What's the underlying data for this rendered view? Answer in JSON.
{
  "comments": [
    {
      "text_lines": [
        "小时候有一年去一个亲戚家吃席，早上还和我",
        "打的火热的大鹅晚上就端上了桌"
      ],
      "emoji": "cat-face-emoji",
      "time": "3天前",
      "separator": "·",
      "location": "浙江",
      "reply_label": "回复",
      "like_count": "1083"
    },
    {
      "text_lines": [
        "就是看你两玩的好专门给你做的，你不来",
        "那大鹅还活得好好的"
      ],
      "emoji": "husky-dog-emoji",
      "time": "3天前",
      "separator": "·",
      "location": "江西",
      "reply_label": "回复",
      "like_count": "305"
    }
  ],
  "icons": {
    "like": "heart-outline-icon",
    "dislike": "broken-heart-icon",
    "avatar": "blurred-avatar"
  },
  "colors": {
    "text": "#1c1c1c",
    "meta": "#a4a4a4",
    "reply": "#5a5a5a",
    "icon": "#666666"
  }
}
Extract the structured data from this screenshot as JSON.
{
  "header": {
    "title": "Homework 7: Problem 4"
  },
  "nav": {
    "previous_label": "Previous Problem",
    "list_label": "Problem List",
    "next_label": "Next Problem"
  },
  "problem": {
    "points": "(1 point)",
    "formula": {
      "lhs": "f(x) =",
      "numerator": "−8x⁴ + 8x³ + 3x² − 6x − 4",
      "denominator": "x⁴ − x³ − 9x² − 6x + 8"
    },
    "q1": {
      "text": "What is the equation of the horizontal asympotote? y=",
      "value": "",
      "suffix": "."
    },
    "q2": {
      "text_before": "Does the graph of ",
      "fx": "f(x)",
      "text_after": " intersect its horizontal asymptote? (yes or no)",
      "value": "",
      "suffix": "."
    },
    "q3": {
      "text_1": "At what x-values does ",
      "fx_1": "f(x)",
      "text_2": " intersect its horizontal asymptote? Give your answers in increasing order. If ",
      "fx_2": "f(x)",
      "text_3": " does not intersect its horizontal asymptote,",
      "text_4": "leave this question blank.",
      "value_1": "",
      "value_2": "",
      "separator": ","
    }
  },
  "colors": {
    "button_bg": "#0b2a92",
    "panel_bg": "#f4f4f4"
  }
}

________________________

Given exercise => Copy out each line above, character for character.

In response =>
What's the underlying data for this rendered view? Answer in JSON.
{
  "comments": [
    {
      "text_lines": [
        "小时候有一年去一个亲戚家吃席，早上还和我",
        "打的火热的大鹅晚上就端上了桌"
      ],
      "emoji": "cat-face-emoji",
      "time": "3天前",
      "separator": "·",
      "location": "浙江",
      "reply_label": "回复",
      "like_count": "1083"
    },
    {
      "text_lines": [
        "就是看你两玩的好专门给你做的，你不来",
        "那大鹅还活得好好的"
      ],
      "emoji": "husky-dog-emoji",
      "time": "3天前",
      "separator": "·",
      "location": "江西",
      "reply_label": "回复",
      "like_count": "305"
    }
  ],
  "icons": {
    "like": "heart-outline-icon",
    "dislike": "broken-heart-icon",
    "avatar": "blurred-avatar"
  },
  "colors": {
    "text": "#1c1c1c",
    "meta": "#a4a4a4",
    "reply": "#5a5a5a",
    "icon": "#666666"
  }
}
Extract the structured data from this screenshot as JSON.
{
  "header": {
    "title": "Homework 7: Problem 4"
  },
  "nav": {
    "previous_label": "Previous Problem",
    "list_label": "Problem List",
    "next_label": "Next Problem"
  },
  "problem": {
    "points": "(1 point)",
    "formula": {
      "lhs": "f(x) =",
      "numerator": "−8x⁴ + 8x³ + 3x² − 6x − 4",
      "denominator": "x⁴ − x³ − 9x² − 6x + 8"
    },
    "q1": {
      "text": "What is the equation of the horizontal asympotote? y=",
      "value": "",
      "suffix": "."
    },
    "q2": {
      "text_before": "Does the graph of ",
      "fx": "f(x)",
      "text_after": " intersect its horizontal asymptote? (yes or no)",
      "value": "",
      "suffix": "."
    },
    "q3": {
      "text_1": "At what x-values does ",
      "fx_1": "f(x)",
      "text_2": " intersect its horizontal asymptote? Give your answers in increasing order. If ",
      "fx_2": "f(x)",
      "text_3": " does not intersect its horizontal asymptote,",
      "text_4": "leave this question blank.",
      "value_1": "",
      "value_2": "",
      "separator": ","
    }
  },
  "colors": {
    "button_bg": "#0b2a92",
    "panel_bg": "#f4f4f4"
  }
}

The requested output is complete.